#### GIVEN PROBLEM:
Count every line that has "Fürst" in it and give the total, nothing more.

#### EXERCISE INPUT:

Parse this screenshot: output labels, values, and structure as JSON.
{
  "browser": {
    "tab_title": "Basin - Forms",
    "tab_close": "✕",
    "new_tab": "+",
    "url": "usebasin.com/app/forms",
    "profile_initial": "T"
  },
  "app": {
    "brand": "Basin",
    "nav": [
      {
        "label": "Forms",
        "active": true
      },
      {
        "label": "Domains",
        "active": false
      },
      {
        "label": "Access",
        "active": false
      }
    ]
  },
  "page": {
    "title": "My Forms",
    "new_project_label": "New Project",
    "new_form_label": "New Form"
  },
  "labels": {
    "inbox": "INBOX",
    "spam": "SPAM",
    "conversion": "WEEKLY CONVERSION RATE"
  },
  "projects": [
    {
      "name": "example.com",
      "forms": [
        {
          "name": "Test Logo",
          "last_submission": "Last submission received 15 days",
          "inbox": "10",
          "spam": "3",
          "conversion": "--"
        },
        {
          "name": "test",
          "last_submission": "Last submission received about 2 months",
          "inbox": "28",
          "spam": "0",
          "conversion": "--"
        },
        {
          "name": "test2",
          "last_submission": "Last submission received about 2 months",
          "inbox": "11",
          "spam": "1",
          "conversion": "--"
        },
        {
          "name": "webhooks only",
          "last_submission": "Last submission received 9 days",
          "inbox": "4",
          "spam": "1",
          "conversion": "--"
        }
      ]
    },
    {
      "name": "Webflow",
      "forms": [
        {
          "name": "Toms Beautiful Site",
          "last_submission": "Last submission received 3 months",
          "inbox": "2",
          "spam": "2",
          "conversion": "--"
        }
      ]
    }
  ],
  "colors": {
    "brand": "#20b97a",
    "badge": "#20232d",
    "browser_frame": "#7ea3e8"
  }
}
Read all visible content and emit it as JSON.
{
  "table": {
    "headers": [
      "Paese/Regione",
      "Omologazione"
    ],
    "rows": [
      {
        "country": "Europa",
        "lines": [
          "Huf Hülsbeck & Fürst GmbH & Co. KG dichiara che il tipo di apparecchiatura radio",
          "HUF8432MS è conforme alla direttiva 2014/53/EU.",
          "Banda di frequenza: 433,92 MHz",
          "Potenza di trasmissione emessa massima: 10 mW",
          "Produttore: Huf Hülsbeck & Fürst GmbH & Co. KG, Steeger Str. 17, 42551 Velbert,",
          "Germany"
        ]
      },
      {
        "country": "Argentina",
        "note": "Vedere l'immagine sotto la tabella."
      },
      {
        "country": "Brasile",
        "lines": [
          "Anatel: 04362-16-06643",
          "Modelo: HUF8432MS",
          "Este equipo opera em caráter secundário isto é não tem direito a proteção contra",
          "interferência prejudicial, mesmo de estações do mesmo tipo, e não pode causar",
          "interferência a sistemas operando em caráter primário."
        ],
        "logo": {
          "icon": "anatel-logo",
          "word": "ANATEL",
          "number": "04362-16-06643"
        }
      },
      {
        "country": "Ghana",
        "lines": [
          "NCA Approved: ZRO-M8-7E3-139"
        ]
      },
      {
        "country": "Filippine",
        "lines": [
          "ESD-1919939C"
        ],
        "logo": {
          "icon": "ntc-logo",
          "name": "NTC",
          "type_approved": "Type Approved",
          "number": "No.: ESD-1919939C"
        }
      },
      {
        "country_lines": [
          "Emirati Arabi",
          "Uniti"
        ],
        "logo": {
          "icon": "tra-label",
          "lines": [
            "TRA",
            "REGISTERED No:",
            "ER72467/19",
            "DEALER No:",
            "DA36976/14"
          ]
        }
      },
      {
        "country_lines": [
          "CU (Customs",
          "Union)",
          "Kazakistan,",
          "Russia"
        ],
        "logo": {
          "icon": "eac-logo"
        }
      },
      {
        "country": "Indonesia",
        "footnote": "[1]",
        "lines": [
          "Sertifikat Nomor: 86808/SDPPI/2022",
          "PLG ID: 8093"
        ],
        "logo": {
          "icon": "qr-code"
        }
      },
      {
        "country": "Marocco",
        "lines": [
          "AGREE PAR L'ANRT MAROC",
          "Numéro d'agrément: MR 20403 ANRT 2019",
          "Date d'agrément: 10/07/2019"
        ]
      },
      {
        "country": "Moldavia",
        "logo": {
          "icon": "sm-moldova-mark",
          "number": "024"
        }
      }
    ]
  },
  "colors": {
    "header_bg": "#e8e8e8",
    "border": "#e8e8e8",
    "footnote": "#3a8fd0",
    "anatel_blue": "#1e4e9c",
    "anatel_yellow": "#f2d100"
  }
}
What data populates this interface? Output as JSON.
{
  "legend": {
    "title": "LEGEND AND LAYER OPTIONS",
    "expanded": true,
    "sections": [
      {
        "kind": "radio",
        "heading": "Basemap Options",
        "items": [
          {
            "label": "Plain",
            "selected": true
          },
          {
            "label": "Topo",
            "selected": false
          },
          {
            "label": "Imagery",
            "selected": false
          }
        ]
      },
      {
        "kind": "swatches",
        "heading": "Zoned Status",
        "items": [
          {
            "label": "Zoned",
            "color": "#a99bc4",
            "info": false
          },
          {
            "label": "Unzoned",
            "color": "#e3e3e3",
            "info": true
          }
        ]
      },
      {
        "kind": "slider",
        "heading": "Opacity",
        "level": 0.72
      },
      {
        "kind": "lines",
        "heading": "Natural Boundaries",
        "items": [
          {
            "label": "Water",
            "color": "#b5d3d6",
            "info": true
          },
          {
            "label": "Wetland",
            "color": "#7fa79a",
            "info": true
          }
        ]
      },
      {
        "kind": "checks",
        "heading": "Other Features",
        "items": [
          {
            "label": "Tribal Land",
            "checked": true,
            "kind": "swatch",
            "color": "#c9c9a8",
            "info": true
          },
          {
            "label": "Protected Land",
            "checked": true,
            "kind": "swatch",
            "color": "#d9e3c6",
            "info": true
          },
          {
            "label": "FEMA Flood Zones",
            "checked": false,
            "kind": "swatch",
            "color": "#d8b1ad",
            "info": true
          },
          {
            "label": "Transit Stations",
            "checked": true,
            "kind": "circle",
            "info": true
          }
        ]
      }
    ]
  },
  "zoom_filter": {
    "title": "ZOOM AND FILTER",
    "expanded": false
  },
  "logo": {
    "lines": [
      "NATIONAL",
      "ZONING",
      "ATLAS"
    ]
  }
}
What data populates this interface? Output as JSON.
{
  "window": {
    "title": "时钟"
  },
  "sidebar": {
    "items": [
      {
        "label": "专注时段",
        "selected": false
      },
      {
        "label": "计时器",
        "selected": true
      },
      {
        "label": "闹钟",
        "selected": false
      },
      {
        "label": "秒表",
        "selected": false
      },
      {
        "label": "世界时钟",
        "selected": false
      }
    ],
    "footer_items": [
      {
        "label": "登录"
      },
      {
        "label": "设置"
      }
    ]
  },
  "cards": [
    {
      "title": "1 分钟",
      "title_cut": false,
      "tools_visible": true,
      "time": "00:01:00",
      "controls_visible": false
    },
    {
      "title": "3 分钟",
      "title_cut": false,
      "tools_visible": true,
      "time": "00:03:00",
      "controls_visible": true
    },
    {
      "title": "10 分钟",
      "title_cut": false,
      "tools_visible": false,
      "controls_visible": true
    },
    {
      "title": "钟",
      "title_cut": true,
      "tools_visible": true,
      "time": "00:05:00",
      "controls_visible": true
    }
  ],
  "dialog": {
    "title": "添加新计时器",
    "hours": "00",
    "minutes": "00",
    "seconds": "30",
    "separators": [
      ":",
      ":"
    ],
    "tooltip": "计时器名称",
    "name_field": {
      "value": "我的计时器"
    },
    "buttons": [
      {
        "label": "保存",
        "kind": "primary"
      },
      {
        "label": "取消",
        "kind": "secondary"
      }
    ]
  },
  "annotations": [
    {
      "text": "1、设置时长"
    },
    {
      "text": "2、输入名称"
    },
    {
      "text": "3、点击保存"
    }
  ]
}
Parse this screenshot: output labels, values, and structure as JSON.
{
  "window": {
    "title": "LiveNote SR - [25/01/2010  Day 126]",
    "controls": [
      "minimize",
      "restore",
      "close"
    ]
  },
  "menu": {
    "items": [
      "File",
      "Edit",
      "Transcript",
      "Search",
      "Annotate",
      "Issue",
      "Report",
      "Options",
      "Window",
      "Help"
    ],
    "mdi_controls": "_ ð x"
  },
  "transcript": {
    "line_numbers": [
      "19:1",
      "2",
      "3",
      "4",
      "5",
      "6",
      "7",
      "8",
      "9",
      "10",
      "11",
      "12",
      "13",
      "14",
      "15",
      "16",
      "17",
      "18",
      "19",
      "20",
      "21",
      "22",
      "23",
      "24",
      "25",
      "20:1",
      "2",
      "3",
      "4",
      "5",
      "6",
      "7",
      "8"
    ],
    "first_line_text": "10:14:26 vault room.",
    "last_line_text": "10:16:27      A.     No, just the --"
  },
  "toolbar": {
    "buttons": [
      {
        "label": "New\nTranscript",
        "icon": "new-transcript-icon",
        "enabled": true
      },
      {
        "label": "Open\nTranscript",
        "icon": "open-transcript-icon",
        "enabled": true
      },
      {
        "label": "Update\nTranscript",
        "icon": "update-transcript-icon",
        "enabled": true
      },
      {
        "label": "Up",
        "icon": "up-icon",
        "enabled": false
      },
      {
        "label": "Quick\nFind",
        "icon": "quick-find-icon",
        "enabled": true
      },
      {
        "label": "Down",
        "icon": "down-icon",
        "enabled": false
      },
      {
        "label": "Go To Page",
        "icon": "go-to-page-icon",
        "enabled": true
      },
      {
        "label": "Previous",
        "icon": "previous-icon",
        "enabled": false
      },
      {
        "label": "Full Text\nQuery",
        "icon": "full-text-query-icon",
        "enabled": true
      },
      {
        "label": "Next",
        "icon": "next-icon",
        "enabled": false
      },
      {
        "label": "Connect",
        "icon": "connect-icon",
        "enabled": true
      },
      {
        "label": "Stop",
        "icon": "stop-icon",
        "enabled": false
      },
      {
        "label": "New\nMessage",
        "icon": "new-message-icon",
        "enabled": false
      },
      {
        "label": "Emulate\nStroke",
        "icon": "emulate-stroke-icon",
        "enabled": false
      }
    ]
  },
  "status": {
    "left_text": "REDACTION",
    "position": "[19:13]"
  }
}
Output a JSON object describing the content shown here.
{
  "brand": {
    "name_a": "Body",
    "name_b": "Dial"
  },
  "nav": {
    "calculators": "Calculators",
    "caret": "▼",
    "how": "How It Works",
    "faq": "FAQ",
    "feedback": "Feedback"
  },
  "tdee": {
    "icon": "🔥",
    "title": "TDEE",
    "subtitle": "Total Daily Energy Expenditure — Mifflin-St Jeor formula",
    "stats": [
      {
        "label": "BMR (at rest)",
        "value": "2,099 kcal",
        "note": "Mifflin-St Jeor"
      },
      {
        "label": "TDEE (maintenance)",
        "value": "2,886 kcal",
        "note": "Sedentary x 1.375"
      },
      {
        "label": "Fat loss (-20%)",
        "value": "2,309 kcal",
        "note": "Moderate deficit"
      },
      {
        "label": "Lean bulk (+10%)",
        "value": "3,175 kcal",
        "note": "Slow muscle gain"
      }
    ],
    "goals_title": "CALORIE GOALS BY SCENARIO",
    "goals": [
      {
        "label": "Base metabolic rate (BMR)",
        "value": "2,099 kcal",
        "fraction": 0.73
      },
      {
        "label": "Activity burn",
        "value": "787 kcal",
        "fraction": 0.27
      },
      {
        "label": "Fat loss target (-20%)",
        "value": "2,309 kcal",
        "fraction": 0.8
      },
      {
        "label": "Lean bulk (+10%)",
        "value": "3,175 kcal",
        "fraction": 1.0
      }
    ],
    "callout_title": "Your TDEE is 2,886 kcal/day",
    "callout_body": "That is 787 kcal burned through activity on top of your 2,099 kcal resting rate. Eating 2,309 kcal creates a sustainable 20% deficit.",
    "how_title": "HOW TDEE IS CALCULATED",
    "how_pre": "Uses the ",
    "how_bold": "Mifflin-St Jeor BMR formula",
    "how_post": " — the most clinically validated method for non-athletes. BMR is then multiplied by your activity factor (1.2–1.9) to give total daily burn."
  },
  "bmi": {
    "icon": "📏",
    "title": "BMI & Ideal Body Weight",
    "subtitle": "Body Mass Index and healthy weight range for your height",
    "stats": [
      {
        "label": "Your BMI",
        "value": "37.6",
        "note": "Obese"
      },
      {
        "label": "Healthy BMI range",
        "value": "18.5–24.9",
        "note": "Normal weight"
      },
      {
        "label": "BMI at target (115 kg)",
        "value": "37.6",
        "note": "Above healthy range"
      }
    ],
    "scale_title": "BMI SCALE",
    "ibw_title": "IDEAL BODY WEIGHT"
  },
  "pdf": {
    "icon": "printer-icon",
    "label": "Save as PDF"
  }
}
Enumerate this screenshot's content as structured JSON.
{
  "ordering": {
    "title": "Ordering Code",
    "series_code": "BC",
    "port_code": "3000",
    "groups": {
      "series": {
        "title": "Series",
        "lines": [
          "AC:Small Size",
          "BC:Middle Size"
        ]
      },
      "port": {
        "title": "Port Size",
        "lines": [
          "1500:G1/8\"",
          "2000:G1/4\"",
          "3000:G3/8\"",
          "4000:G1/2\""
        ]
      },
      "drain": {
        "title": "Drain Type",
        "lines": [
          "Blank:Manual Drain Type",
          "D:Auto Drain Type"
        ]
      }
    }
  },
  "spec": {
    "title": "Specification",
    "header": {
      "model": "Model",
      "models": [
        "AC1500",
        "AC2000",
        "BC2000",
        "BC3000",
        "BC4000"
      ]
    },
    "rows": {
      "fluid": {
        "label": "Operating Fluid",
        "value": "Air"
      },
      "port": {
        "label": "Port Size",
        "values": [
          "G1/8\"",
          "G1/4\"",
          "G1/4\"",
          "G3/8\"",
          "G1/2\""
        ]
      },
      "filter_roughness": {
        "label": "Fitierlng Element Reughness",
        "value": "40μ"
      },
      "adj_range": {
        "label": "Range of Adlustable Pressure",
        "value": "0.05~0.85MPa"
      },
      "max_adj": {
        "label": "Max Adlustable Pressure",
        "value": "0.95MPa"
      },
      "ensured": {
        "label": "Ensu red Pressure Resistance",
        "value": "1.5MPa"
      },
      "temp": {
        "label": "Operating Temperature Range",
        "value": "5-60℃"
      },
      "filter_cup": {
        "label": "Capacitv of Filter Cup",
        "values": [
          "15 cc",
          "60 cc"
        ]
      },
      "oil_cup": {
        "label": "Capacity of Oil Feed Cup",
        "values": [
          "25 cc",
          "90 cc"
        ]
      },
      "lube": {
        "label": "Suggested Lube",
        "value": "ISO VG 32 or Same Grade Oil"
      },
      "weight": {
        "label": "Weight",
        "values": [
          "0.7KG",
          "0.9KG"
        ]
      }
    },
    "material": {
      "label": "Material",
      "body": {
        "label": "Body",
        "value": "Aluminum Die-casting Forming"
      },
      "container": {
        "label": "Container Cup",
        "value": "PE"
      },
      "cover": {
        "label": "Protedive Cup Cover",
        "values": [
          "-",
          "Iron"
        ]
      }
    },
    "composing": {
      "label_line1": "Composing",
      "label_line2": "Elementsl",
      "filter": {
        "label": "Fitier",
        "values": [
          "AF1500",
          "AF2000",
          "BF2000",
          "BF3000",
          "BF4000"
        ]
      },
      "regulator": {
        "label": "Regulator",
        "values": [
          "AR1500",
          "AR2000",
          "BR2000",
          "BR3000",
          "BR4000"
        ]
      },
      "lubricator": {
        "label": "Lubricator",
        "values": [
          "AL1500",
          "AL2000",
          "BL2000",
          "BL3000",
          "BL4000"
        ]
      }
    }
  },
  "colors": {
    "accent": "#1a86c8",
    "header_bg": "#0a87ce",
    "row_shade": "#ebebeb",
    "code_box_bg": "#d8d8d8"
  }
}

#### THE RESULT:
2